DIRECTIVE ▸
What is the number of lines that include the word "meet"? Provide only that figure.
[START]
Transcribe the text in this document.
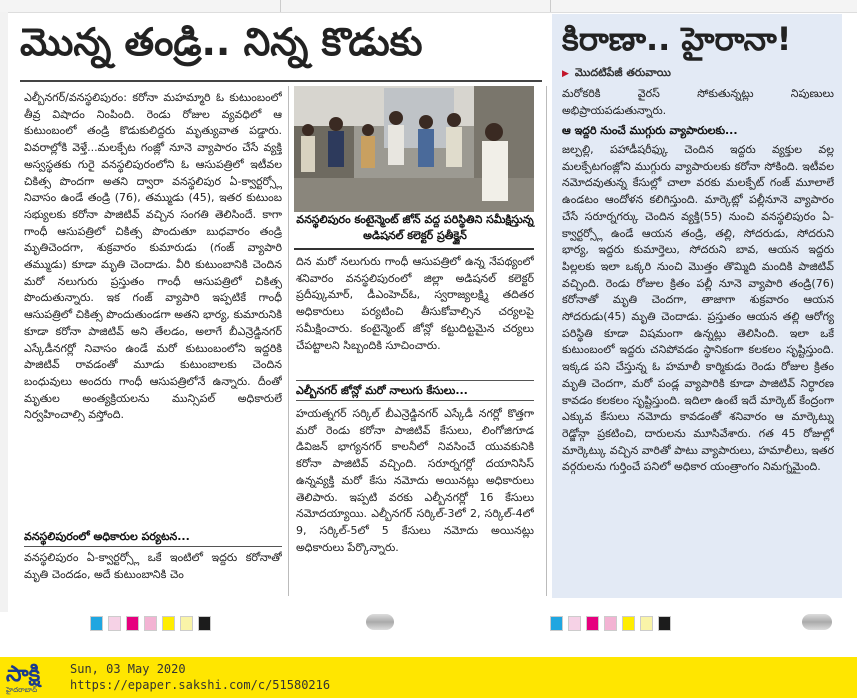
మొన్న తండ్రి.. నిన్న కొడుకు	కిరాణా.. హైరానా!
▶ మొదటిపేజీ తరువాయి

ఎల్బీనగర్/వనస్థలిపురం: కరోనా మహమ్మారి ఓ కుటుంబంలో తీవ్ర విషాదం నింపింది. రెండు రోజుల వ్యవధిలో ఆ కుటుంబంలో తండ్రి కొడుకులిద్దరు మృత్యువాత పడ్డారు. వివరాల్లోకి వెళ్తే...మలక్పేట గంజ్లో నూనె వ్యాపారం చేసే వ్యక్తి అస్వస్థతకు గురై వనస్థలిపురంలోని ఓ ఆసుపత్రిలో ఇటీవల చికిత్స పొందగా అతని ద్వారా వనస్థలిపుర ఏ-క్వార్టర్స్లో నివాసం ఉండే తండ్రి (76), తమ్ముడు (45), ఇతర కుటుంబ సభ్యులకు కరోనా పాజిటివ్ వచ్చిన సంగతి తెలిసిందే. కాగా గాంధీ ఆసుపత్రిలో చికిత్స పొందుతూ బుధవారం తండ్రి మృతిచెందగా, శుక్రవారం కుమారుడు (గంజ్ వ్యాపారి తమ్ముడు) కూడా మృతి చెందాడు. వీరి కుటుంబానికి చెందిన మరో నలుగురు ప్రస్తుతం గాంధీ ఆసుపత్రిలో చికిత్స పొందుతున్నారు. ఇక గంజ్ వ్యాపారి ఇప్పటికే గాంధీ ఆసుపత్రిలో చికిత్స పొందుతుండగా అతని భార్య, కుమారునికి కూడా కరోనా పాజిటివ్ అని తేలడం, అలాగే బీఎన్రెడ్డినగర్ ఎస్కేడీనగర్లో నివాసం ఉండే మరో కుటుంబంలోని ఇద్దరికి పాజిటివ్ రావడంతో మూడు కుటుంబాలకు చెందిన బంధువులు అందరు గాంధీ ఆసుపత్రిలోనే ఉన్నారు. దీంతో మృతుల అంత్యక్రియలను మున్సిపల్ అధికారులే నిర్వహించాల్సి వస్తోంది.

వనస్థలిపురంలో అధికారుల పర్యటన...

వనస్థలిపురం ఏ-క్వార్టర్స్లో ఒకే ఇంటిలో ఇద్దరు కరోనాతో మృతి చెందడం, అదే కుటుంబానికి చెం

వనస్థలిపురం కంటైన్మెంట్ జోన్ వద్ద పరిస్థితిని సమీక్షిస్తున్న అడిషనల్ కలెక్టర్ ప్రతీక్జైన్

దిన మరో నలుగురు గాంధీ ఆసుపత్రిలో ఉన్న నేపథ్యంలో శనివారం వనస్థలిపురంలో జిల్లా అడిషనల్ కలెక్టర్ ప్రదీప్కుమార్, డీఎంహెచ్ఓ, స్వరాజ్యలక్ష్మి తదితర అధికారులు పర్యటించి తీసుకోవాల్సిన చర్యలపై సమీక్షించారు. కంటైన్మెంట్ జోన్లో కట్టుదిట్టమైన చర్యలు చేపట్టాలని సిబ్బందికి సూచించారు.

ఎల్బీనగర్ జోన్లో మరో నాలుగు కేసులు...

హయత్నగర్ సర్కిల్ బీఎన్రెడ్డినగర్ ఎస్కేడీ నగర్లో కొత్తగా మరో రెండు కరోనా పాజిటివ్ కేసులు, లింగోజిగూడ డివిజన్ భాగ్యనగర్ కాలనీలో నివసించే యువకునికి కరోనా పాజిటివ్ వచ్చింది. సరూర్నగర్లో దయానిసిస్ ఉన్నవ్యక్తి మరో కేసు నమోదు అయినట్లు అధికారులు తెలిపారు. ఇప్పటి వరకు ఎల్బీనగర్లో 16 కేసులు నమోదయ్యాయి. ఎల్బీనగర్ సర్కిల్-3లో 2, సర్కిల్-4లో 9, సర్కిల్-5లో 5 కేసులు నమోదు అయినట్లు అధికారులు పేర్కొన్నారు.

మరోకరికి వైరస్ సోకుతున్నట్లు నిపుణులు అభిప్రాయపడుతున్నారు.

ఆ ఇద్దరి నుంచే ముగ్గురు వ్యాపారులకు...

జల్పల్లి, పహాడీషరీఫ్కు చెందిన ఇద్దరు వ్యక్తుల వల్ల మలక్పేటగంజ్లోని ముగ్గురు వ్యాపారులకు కరోనా సోకింది. ఇటీవల నమోదవుతున్న కేసుల్లో చాలా వరకు మలక్పేట్ గంజ్ మూలాలే ఉండటం ఆందోళన కలిగిస్తుంది. మార్కెట్లో పల్లీనూనె వ్యాపారం చేసే సరూర్నగర్కు చెందిన వ్యక్తి(55) నుంచి వనస్థలిపురం ఏ-క్వార్టర్స్లో ఉండే ఆయన తండ్రి, తల్లి, సోదరుడు, సోదరుని భార్య, ఇద్దరు కుమార్తెలు, సోదరుని బావ, ఆయన ఇద్దరు పిల్లలకు ఇలా ఒక్కరి నుంచి మొత్తం తొమ్మిది మందికి పాజిటివ్ వచ్చింది. రెండు రోజుల క్రితం పల్లీ నూనె వ్యాపారి తండ్రి(76) కరోనాతో మృతి చెందగా, తాజాగా శుక్రవారం ఆయన సోదరుడు(45) మృతి చెందాడు. ప్రస్తుతం ఆయన తల్లి ఆరోగ్య పరిస్థితి కూడా విషమంగా ఉన్నట్లు తెలిసింది. ఇలా ఒకే కుటుంబంలో ఇద్దరు చనిపోవడం స్థానికంగా కలకలం సృష్టిస్తుంది. ఇక్కడ పని చేస్తున్న ఓ హమాలీ కార్మికుడు రెండు రోజుల క్రితం మృతి చెందగా, మరో పండ్ల వ్యాపారికి కూడా పాజిటివ్ నిర్ధారణ కావడం కలకలం సృష్టిస్తుంది. ఇదిలా ఉంటే ఇదే మార్కెట్ కేంద్రంగా ఎక్కువ కేసులు నమోదు కావడంతో శనివారం ఆ మార్కెట్ను రెడ్జోన్గా ప్రకటించి, దారులను మూసివేశారు. గత 45 రోజుల్లో మార్కెట్కు వచ్చిన వారితో పాటు వ్యాపారులు, హమాలీలు, ఇతర వర్గరులను గుర్తించే పనిలో అధికార యంత్రాంగం నిమగ్నమైంది.

సాక్షి
హైదరాబాద్
Sun, 03 May 2020
https://epaper.sakshi.com/c/51580216
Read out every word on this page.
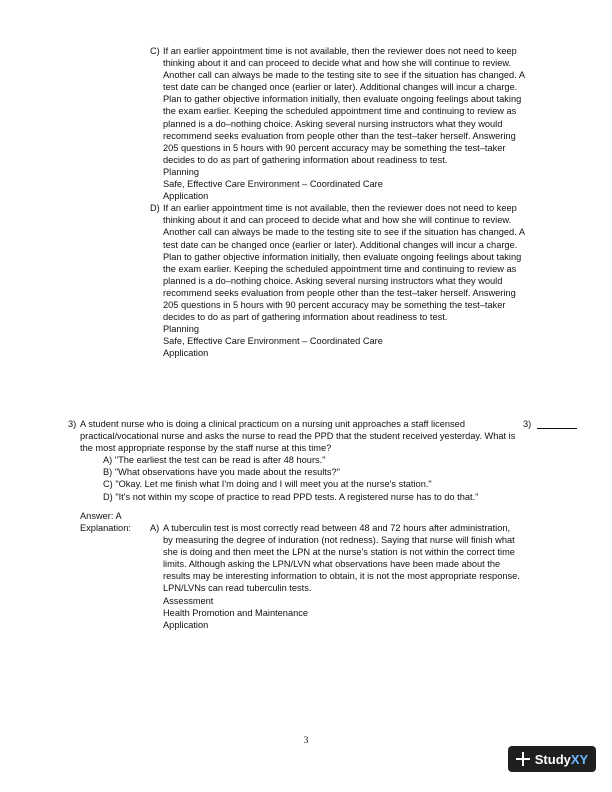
C) If an earlier appointment time is not available, then the reviewer does not need to keep thinking about it and can proceed to decide what and how she will continue to review. Another call can always be made to the testing site to see if the situation has changed. A test date can be changed once (earlier or later). Additional changes will incur a charge. Plan to gather objective information initially, then evaluate ongoing feelings about taking the exam earlier. Keeping the scheduled appointment time and continuing to review as planned is a do–nothing choice. Asking several nursing instructors what they would recommend seeks evaluation from people other than the test–taker herself. Answering 205 questions in 5 hours with 90 percent accuracy may be something the test–taker decides to do as part of gathering information about readiness to test.
Planning
Safe, Effective Care Environment – Coordinated Care
Application
D) If an earlier appointment time is not available, then the reviewer does not need to keep thinking about it and can proceed to decide what and how she will continue to review. Another call can always be made to the testing site to see if the situation has changed. A test date can be changed once (earlier or later). Additional changes will incur a charge. Plan to gather objective information initially, then evaluate ongoing feelings about taking the exam earlier. Keeping the scheduled appointment time and continuing to review as planned is a do–nothing choice. Asking several nursing instructors what they would recommend seeks evaluation from people other than the test–taker herself. Answering 205 questions in 5 hours with 90 percent accuracy may be something the test–taker decides to do as part of gathering information about readiness to test.
Planning
Safe, Effective Care Environment – Coordinated Care
Application
3) A student nurse who is doing a clinical practicum on a nursing unit approaches a staff licensed practical/vocational nurse and asks the nurse to read the PPD that the student received yesterday. What is the most appropriate response by the staff nurse at this time?
A) "The earliest the test can be read is after 48 hours."
B) "What observations have you made about the results?"
C) "Okay. Let me finish what I'm doing and I will meet you at the nurse's station."
D) "It's not within my scope of practice to read PPD tests. A registered nurse has to do that."
3)
Answer: A
Explanation: A) A tuberculin test is most correctly read between 48 and 72 hours after administration, by measuring the degree of induration (not redness). Saying that nurse will finish what she is doing and then meet the LPN at the nurse's station is not within the correct time limits. Although asking the LPN/LVN what observations have been made about the results may be interesting information to obtain, it is not the most appropriate response. LPN/LVNs can read tuberculin tests.
Assessment
Health Promotion and Maintenance
Application
3
StudyXY
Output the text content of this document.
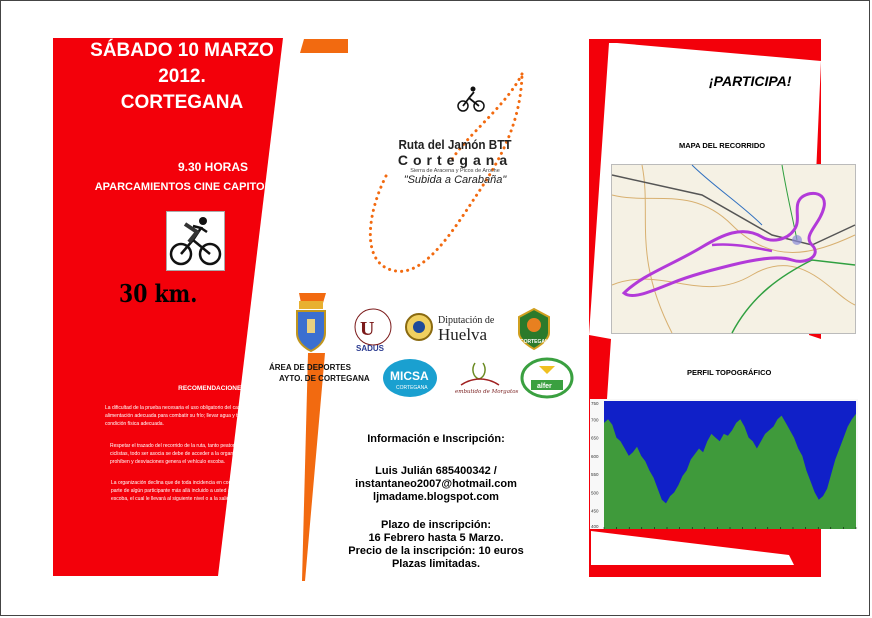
SÁBADO 10 MARZO
2012.
CORTEGANA
9.30 HORAS
APARCAMIENTOS CINE CAPITOL
30 km.
RECOMENDACIONES:
La dificultad de la prueba necesaria el uso obligatorio del casco, alimentación adecuada para combatir su frío; llevar agua y tener una condición física adecuada.
Respetar el trazado del recorrido de la ruta, tanto peatones y otros ciclistas, todo ser asocia se debe de acceder a la organización, se prohíben y desviaciones genera el vehículo escoba.
La organización declina que de toda incidencia en cometerse en por parte de algún participante más allá incluido a usted al vehículo escoba, el cual le llevará al siguiente nivel o a la salida.
Ruta del Jamón BTT
Cortegana
Sierra de Aracena y Picos de Aroche
"Subida a Carabaña"
ÁREA DE DEPORTES
AYTO. DE CORTEGANA
U
SADUS
Diputación de
Huelva	CORTEGANA
MICSA
CORTEGANA
embutido de Morgatos
alfer
Información e Inscripción:
Luis Julián 685400342 /
instantaneo2007@hotmail.com
ljmadame.blogspot.com
Plazo de inscripción:
16 Febrero hasta 5 Marzo.
Precio de la inscripción: 10 euros
Plazas limitadas.
¡PARTICIPA!
MAPA DEL RECORRIDO
PERFIL TOPOGRÁFICO
750
700
650
600
550
500
450
400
[END]
TASK RESULT ▸
2